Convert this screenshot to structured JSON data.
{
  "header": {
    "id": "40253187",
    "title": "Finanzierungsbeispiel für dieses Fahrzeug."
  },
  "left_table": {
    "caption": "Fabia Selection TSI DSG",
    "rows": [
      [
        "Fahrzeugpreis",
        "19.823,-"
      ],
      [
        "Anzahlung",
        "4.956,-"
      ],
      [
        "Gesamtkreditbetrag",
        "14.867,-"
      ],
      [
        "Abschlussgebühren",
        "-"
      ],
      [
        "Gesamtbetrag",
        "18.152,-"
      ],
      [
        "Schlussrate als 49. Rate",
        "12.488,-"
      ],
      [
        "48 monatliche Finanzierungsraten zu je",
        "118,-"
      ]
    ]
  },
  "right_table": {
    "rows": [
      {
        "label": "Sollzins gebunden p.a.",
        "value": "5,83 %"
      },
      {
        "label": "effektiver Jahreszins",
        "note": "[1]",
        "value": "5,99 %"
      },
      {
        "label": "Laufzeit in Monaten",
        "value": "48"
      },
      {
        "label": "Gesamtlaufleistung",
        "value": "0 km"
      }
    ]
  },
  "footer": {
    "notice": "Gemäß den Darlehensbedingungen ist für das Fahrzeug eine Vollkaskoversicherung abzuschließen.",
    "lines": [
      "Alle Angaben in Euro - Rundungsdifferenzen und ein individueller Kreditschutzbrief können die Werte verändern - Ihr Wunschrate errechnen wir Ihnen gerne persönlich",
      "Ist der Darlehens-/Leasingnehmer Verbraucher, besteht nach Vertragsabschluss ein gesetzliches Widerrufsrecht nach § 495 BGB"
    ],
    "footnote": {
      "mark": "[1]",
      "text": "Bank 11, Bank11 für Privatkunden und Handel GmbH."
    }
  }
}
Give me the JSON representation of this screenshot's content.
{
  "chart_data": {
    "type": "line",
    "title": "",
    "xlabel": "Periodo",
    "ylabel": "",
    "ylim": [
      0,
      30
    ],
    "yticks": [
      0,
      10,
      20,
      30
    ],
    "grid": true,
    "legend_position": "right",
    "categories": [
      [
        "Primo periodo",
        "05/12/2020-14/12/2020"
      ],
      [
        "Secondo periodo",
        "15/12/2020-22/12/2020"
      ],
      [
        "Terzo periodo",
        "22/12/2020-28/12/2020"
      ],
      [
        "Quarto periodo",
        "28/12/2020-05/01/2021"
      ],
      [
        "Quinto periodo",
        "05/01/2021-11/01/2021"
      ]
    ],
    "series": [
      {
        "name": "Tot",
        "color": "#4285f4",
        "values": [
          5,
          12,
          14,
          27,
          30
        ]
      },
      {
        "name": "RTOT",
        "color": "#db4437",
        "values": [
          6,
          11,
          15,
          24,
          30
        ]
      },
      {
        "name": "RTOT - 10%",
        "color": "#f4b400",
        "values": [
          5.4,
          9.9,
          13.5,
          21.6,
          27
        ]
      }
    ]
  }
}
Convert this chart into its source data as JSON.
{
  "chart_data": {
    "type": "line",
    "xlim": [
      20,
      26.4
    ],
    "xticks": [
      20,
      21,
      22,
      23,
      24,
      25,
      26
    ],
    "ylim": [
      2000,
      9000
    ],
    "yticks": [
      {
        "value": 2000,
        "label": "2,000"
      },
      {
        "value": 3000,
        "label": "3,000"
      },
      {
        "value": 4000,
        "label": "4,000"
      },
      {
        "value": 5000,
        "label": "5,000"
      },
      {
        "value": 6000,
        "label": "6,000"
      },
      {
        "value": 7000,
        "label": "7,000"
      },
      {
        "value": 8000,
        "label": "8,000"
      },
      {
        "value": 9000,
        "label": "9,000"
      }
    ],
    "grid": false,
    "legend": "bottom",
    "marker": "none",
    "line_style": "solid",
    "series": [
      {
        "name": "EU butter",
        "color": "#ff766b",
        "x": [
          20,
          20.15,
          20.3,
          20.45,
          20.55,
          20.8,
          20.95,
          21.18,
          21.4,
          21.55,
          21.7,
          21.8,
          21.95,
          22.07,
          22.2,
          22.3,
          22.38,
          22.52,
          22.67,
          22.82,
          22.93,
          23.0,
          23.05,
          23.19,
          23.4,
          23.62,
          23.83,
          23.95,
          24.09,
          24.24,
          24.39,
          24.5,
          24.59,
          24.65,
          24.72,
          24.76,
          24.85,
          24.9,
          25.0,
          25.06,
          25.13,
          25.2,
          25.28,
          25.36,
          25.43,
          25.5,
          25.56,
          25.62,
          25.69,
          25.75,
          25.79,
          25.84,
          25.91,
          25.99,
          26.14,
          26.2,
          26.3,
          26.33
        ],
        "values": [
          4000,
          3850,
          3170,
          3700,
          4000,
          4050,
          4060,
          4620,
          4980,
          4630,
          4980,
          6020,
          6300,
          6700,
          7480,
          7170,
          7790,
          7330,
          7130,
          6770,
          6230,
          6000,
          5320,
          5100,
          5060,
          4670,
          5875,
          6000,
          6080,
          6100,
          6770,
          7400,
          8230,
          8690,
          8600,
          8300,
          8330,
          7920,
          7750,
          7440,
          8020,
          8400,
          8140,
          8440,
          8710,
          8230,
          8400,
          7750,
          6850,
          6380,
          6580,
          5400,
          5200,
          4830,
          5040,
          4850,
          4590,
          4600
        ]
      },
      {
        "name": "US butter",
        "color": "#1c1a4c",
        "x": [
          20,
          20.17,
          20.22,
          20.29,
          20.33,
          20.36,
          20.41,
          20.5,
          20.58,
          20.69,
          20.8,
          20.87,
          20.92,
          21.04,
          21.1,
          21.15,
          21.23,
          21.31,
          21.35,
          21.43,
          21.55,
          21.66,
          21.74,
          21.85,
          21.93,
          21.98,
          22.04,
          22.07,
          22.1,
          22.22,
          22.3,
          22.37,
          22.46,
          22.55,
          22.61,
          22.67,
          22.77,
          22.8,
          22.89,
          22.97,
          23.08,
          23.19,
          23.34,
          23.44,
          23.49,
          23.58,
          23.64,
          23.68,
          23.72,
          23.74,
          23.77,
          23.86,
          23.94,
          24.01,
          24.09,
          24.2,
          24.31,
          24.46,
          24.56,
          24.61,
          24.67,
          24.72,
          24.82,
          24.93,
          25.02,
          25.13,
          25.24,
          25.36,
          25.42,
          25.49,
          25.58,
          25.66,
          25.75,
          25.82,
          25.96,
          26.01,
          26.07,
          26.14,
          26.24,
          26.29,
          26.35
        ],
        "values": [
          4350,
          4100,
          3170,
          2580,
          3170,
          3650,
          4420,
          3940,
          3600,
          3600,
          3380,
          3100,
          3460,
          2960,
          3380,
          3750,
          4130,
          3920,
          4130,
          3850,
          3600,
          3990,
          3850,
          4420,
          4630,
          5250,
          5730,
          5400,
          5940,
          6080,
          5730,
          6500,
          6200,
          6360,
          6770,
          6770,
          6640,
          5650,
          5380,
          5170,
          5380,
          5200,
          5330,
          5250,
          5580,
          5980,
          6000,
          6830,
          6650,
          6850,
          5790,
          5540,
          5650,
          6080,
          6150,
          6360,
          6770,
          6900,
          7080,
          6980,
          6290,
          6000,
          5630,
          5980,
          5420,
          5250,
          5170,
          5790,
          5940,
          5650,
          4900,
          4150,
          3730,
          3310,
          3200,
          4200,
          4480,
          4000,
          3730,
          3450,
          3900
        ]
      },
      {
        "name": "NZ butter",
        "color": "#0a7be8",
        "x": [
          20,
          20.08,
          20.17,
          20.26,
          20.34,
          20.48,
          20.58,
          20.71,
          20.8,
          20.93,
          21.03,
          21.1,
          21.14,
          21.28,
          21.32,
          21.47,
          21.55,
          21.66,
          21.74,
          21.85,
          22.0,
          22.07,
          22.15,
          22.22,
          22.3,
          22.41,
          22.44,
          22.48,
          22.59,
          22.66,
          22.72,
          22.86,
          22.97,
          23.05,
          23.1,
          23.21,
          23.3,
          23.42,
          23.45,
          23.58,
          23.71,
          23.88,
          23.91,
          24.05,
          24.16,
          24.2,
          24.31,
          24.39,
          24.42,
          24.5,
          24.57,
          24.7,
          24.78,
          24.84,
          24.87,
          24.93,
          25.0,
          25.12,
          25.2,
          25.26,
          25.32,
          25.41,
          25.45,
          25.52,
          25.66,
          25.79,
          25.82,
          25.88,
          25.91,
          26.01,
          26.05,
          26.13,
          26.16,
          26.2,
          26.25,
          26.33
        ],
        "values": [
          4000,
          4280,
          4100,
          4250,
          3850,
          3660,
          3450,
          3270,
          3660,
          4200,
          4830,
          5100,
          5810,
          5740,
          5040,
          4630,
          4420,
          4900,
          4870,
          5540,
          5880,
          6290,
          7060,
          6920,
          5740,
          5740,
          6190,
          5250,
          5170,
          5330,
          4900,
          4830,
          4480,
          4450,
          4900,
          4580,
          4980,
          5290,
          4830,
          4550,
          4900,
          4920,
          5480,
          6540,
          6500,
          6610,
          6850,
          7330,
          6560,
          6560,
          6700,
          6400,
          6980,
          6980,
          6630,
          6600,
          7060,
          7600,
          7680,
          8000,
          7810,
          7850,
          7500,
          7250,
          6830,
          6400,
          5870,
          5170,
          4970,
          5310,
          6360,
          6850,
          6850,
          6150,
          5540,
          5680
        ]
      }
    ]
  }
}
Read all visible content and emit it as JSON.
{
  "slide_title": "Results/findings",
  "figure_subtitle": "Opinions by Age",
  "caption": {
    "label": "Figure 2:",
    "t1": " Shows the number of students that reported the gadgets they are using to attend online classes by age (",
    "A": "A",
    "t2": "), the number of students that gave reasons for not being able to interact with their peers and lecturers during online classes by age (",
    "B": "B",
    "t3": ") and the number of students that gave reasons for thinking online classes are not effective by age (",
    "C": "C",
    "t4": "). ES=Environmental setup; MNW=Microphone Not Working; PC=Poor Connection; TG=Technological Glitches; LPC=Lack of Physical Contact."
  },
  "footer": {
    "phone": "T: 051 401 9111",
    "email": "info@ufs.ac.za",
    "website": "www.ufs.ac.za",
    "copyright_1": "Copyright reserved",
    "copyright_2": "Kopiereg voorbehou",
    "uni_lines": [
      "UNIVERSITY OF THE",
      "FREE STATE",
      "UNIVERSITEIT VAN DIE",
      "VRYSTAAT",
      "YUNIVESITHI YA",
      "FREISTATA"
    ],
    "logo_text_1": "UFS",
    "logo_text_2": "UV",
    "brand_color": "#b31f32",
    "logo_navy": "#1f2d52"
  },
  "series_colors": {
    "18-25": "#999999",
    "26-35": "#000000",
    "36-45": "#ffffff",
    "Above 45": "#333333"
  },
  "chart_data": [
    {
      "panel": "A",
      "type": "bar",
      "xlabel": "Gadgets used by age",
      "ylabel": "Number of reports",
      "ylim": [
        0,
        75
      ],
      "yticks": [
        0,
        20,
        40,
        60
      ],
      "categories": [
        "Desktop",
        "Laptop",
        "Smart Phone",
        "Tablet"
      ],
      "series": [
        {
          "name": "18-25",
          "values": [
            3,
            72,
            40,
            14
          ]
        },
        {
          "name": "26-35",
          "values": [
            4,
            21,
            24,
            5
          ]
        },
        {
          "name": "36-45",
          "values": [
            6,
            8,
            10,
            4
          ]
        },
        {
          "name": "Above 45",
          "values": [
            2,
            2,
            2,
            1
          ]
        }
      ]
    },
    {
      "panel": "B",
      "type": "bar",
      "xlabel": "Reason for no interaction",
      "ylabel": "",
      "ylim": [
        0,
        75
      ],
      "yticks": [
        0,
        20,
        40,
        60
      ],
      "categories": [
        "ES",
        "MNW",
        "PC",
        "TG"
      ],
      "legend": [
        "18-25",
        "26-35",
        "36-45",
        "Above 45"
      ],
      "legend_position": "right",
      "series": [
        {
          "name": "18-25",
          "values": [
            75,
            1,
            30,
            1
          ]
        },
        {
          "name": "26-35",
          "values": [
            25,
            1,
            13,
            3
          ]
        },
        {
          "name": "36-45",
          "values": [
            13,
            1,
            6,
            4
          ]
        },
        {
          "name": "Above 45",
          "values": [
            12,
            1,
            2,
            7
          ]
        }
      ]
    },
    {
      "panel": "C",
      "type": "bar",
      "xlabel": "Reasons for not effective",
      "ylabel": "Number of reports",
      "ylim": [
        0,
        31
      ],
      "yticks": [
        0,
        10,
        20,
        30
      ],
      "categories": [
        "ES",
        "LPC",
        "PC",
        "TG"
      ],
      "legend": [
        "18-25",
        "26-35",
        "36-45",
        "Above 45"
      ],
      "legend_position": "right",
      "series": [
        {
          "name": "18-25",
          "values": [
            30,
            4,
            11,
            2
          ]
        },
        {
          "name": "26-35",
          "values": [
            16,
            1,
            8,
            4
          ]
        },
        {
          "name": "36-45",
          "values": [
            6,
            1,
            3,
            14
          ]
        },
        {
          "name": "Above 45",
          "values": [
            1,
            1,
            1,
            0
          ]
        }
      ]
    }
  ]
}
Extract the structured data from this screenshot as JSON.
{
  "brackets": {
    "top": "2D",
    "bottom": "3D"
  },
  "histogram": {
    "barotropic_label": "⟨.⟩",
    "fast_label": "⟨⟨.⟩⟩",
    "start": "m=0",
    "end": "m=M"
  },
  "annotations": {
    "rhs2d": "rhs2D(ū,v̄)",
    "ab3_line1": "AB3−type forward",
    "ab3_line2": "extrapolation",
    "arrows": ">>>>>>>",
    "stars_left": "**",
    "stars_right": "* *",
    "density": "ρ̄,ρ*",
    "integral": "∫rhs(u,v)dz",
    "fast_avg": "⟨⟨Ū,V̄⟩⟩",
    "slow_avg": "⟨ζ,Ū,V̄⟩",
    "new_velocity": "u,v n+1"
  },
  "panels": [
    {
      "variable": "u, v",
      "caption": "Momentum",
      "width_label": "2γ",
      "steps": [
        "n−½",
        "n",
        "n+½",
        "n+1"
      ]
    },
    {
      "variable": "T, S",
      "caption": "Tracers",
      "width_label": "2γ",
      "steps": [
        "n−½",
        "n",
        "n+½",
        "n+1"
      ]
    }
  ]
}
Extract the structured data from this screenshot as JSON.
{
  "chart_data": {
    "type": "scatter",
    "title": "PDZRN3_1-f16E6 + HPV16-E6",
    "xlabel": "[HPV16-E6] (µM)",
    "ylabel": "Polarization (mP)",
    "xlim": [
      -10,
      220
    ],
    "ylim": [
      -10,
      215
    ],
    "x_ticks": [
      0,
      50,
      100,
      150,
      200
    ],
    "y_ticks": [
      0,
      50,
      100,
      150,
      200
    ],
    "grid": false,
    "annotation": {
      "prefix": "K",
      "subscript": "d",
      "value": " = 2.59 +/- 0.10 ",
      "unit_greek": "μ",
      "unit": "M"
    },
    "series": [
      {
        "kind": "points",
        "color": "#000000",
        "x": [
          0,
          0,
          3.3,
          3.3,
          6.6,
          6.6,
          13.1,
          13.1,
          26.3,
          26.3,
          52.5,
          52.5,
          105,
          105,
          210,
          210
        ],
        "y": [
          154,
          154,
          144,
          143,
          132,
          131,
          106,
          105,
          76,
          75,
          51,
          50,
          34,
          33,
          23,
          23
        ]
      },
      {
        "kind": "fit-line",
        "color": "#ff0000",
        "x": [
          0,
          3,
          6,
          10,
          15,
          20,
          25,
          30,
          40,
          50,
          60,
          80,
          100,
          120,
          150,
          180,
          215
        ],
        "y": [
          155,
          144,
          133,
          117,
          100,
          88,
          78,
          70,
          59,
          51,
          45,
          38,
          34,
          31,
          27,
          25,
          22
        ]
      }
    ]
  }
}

[Task description] Read through the entries and copy every line that includes "students".

[Answer to this exercise]
    "t1": " Shows the number of students that reported the gadgets they are using to attend online classes by age (",
    "t2": "), the number of students that gave reasons for not being able to interact with their peers and lecturers during online classes by age (",
    "t3": ") and the number of students that gave reasons for thinking online classes are not effective by age (",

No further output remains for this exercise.